» **Exercise task**:
Leave out the pictures and repeat every record exactly.
::: Provided data
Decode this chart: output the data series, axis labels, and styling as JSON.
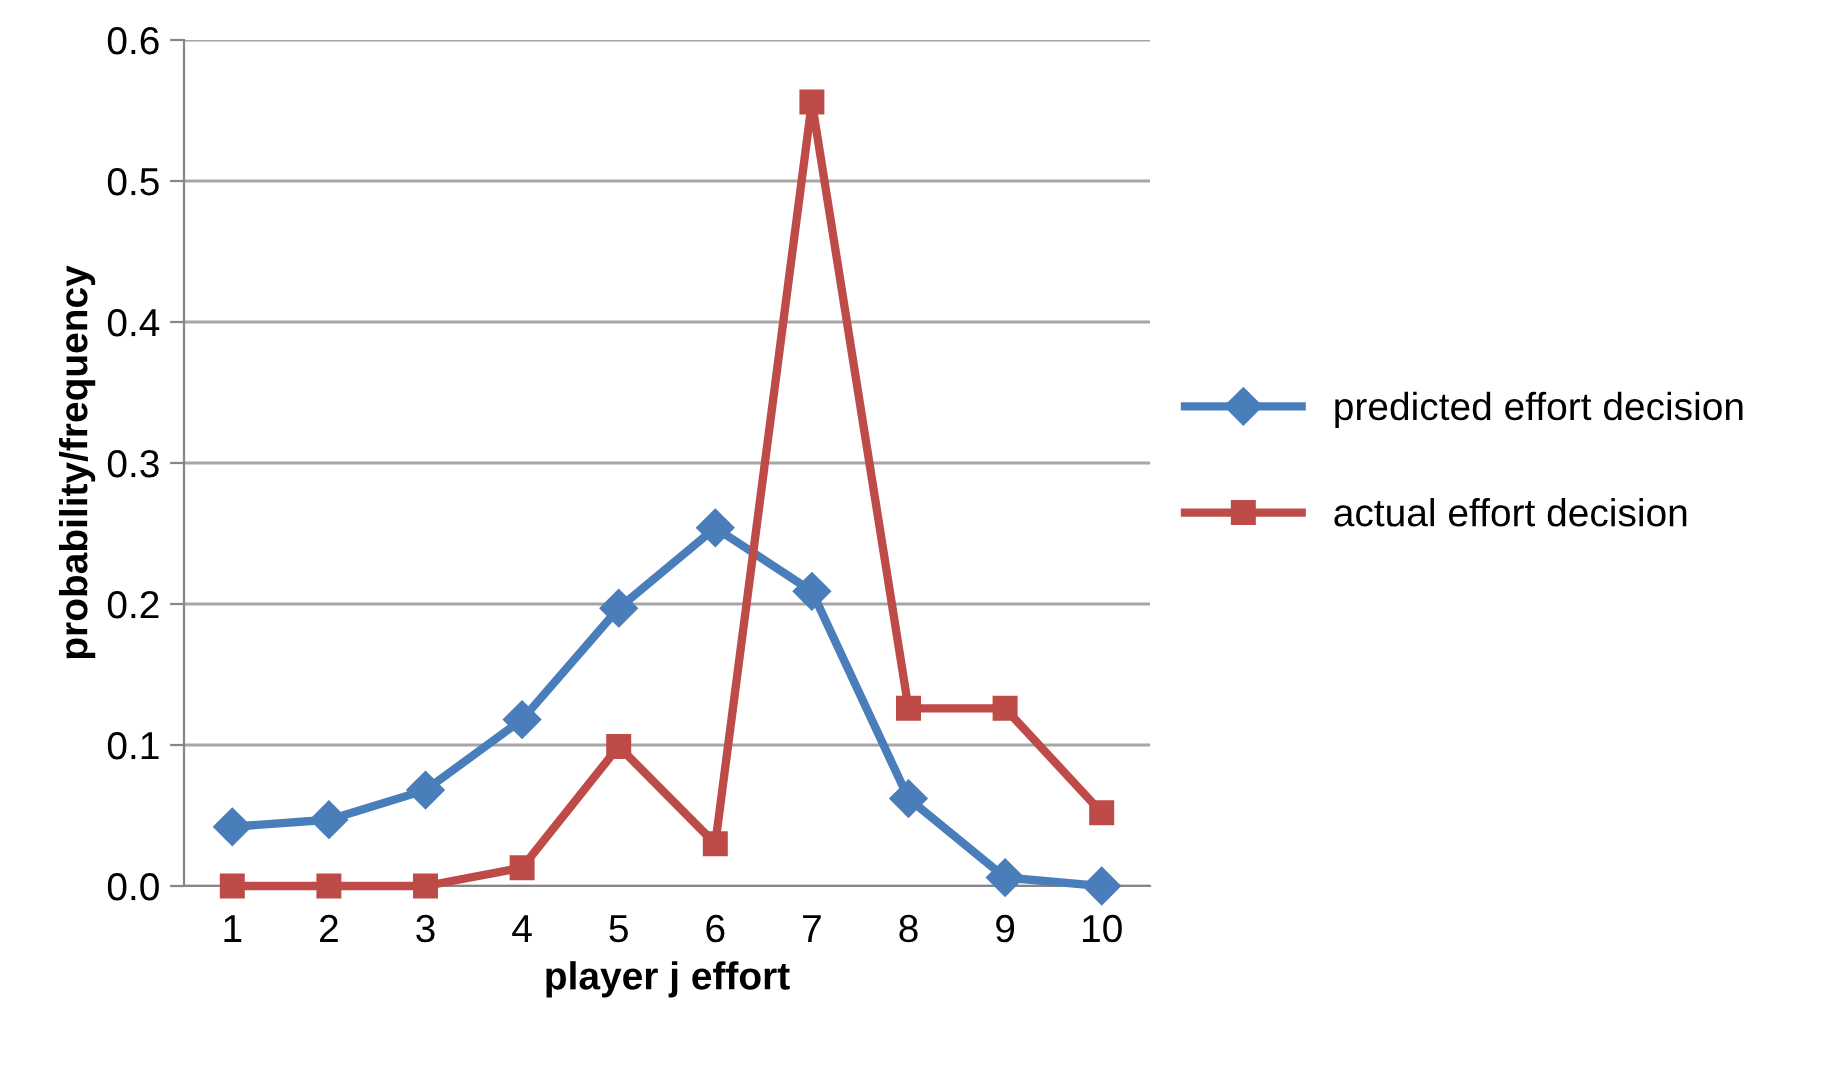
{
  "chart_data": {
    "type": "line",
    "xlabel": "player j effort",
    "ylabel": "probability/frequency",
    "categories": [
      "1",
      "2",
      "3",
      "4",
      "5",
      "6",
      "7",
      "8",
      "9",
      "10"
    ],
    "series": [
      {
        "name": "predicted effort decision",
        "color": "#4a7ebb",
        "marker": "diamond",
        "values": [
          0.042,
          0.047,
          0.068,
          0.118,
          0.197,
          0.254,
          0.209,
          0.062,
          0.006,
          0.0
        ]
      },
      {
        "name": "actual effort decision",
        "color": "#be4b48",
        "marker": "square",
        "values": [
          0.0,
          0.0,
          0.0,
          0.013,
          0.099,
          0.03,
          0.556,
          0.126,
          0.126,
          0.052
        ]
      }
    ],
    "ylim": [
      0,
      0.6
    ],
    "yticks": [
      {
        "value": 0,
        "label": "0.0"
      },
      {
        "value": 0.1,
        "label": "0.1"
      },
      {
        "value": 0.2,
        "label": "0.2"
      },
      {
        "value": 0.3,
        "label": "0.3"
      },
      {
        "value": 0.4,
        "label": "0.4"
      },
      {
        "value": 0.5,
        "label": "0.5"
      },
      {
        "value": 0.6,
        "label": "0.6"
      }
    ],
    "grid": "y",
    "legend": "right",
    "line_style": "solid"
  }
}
::::::
» **Answer for this exercise**:
Decode this chart: output the data series, axis labels, and styling as JSON.
{
  "chart_data": {
    "type": "line",
    "xlabel": "player j effort",
    "ylabel": "probability/frequency",
    "categories": [
      "1",
      "2",
      "3",
      "4",
      "5",
      "6",
      "7",
      "8",
      "9",
      "10"
    ],
    "series": [
      {
        "name": "predicted effort decision",
        "color": "#4a7ebb",
        "marker": "diamond",
        "values": [
          0.042,
          0.047,
          0.068,
          0.118,
          0.197,
          0.254,
          0.209,
          0.062,
          0.006,
          0.0
        ]
      },
      {
        "name": "actual effort decision",
        "color": "#be4b48",
        "marker": "square",
        "values": [
          0.0,
          0.0,
          0.0,
          0.013,
          0.099,
          0.03,
          0.556,
          0.126,
          0.126,
          0.052
        ]
      }
    ],
    "ylim": [
      0,
      0.6
    ],
    "yticks": [
      {
        "value": 0,
        "label": "0.0"
      },
      {
        "value": 0.1,
        "label": "0.1"
      },
      {
        "value": 0.2,
        "label": "0.2"
      },
      {
        "value": 0.3,
        "label": "0.3"
      },
      {
        "value": 0.4,
        "label": "0.4"
      },
      {
        "value": 0.5,
        "label": "0.5"
      },
      {
        "value": 0.6,
        "label": "0.6"
      }
    ],
    "grid": "y",
    "legend": "right",
    "line_style": "solid"
  }
}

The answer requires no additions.